_Problem to solve_
Using the data beneath, show every line that includes the word "Expl".

_Entries_

-- begin --

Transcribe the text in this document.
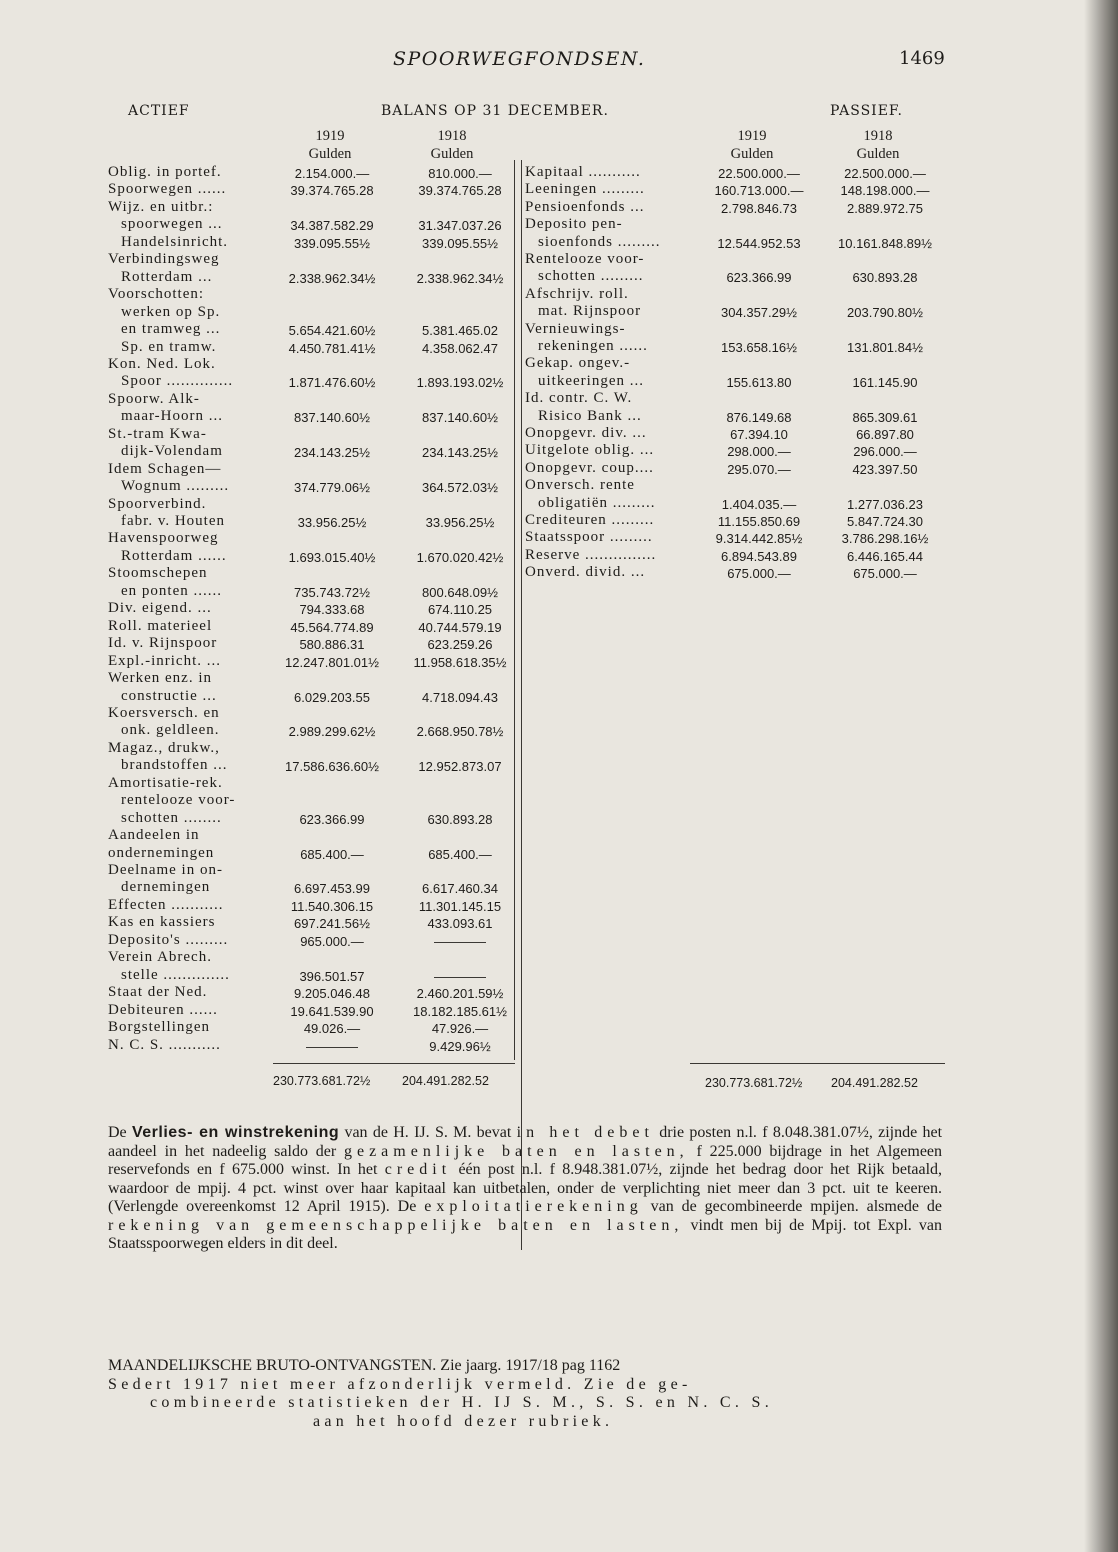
SPOORWEGFONDSEN.	1469
ACTIEF	BALANS OP 31 DECEMBER.	PASSIEF.
1919
Gulden
1918
Gulden
1919
Gulden
1918
Gulden
Oblig. in portef.	2.154.000.—	810.000.—
Spoorwegen ......	39.374.765.28	39.374.765.28
Wijz. en uitbr.:
spoorwegen ...	34.387.582.29	31.347.037.26
Handelsinricht.	339.095.55½	339.095.55½
Verbindingsweg
Rotterdam ...	2.338.962.34½	2.338.962.34½
Voorschotten:
werken op Sp.
en tramweg ...	5.654.421.60½	5.381.465.02
Sp. en tramw.	4.450.781.41½	4.358.062.47
Kon. Ned. Lok.
Spoor ..............	1.871.476.60½	1.893.193.02½
Spoorw. Alk-
maar-Hoorn ...	837.140.60½	837.140.60½
St.-tram Kwa-
dijk-Volendam	234.143.25½	234.143.25½
Idem Schagen—
Wognum .........	374.779.06½	364.572.03½
Spoorverbind.
fabr. v. Houten	33.956.25½	33.956.25½
Havenspoorweg
Rotterdam ......	1.693.015.40½	1.670.020.42½
Stoomschepen
en ponten ......	735.743.72½	800.648.09½
Div. eigend. ...	794.333.68	674.110.25
Roll. materieel	45.564.774.89	40.744.579.19
Id. v. Rijnspoor	580.886.31	623.259.26
Expl.-inricht. ...	12.247.801.01½	11.958.618.35½
Werken enz. in
constructie ...	6.029.203.55	4.718.094.43
Koersversch. en
onk. geldleen.	2.989.299.62½	2.668.950.78½
Magaz., drukw.,
brandstoffen ...	17.586.636.60½	12.952.873.07
Amortisatie-rek.
rentelooze voor-
schotten ........	623.366.99	630.893.28
Aandeelen in
ondernemingen	685.400.—	685.400.—
Deelname in on-
dernemingen	6.697.453.99	6.617.460.34
Effecten ...........	11.540.306.15	11.301.145.15
Kas en kassiers	697.241.56½	433.093.61
Deposito's .........	965.000.—	————
Verein Abrech.
stelle ..............	396.501.57	————
Staat der Ned.	9.205.046.48	2.460.201.59½
Debiteuren ......	19.641.539.90	18.182.185.61½
Borgstellingen	49.026.—	47.926.—
N. C. S. ...........	————	9.429.96½
Kapitaal ...........	22.500.000.—	22.500.000.—
Leeningen .........	160.713.000.—	148.198.000.—
Pensioenfonds ...	2.798.846.73	2.889.972.75
Deposito pen-
sioenfonds .........	12.544.952.53	10.161.848.89½
Rentelooze voor-
schotten .........	623.366.99	630.893.28
Afschrijv. roll.
mat. Rijnspoor	304.357.29½	203.790.80½
Vernieuwings-
rekeningen ......	153.658.16½	131.801.84½
Gekap. ongev.-
uitkeeringen ...	155.613.80	161.145.90
Id. contr. C. W.
Risico Bank ...	876.149.68	865.309.61
Onopgevr. div. ...	67.394.10	66.897.80
Uitgelote oblig. ...	298.000.—	296.000.—
Onopgevr. coup....	295.070.—	423.397.50
Onversch. rente
obligatiën .........	1.404.035.—	1.277.036.23
Crediteuren .........	11.155.850.69	5.847.724.30
Staatsspoor .........	9.314.442.85½	3.786.298.16½
Reserve ...............	6.894.543.89	6.446.165.44
Onverd. divid. ...	675.000.—	675.000.—
230.773.681.72½	204.491.282.52	230.773.681.72½ 204.491.282.52

De Verlies- en winstrekening van de H. IJ. S. M. bevat in het debet drie posten n.l. f 8.048.381.07½, zijnde het aandeel in het nadeelig saldo der gezamenlijke baten en lasten, f 225.000 bijdrage in het Algemeen reservefonds en f 675.000 winst. In het credit één post n.l. f 8.948.381.07½, zijnde het bedrag door het Rijk betaald, waardoor de mpij. 4 pct. winst over haar kapitaal kan uitbetalen, onder de verplichting niet meer dan 3 pct. uit te keeren. (Verlengde overeenkomst 12 April 1915). De exploitatierekening van de gecombineerde mpijen. alsmede de rekening van gemeenschappelijke baten en lasten, vindt men bij de Mpij. tot Expl. van Staatsspoorwegen elders in dit deel.

MAANDELIJKSCHE BRUTO-ONTVANGSTEN. Zie jaarg. 1917/18 pag 1162
Sedert 1917 niet meer afzonderlijk vermeld. Zie de ge-
combineerde statistieken der H. IJ S. M., S. S. en N. C. S.
aan het hoofd dezer rubriek.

-- end --

_Full solution_
Expl.-inricht. ...	12.247.801.01½	11.958.618.35½
De Verlies- en winstrekening van de H. IJ. S. M. bevat in het debet drie posten n.l. f 8.048.381.07½, zijnde het aandeel in het nadeelig saldo der gezamenlijke baten en lasten, f 225.000 bijdrage in het Algemeen reservefonds en f 675.000 winst. In het credit één post n.l. f 8.948.381.07½, zijnde het bedrag door het Rijk betaald, waardoor de mpij. 4 pct. winst over haar kapitaal kan uitbetalen, onder de verplichting niet meer dan 3 pct. uit te keeren. (Verlengde overeenkomst 12 April 1915). De exploitatierekening van de gecombineerde mpijen. alsmede de rekening van gemeenschappelijke baten en lasten, vindt men bij de Mpij. tot Expl. van Staatsspoorwegen elders in dit deel.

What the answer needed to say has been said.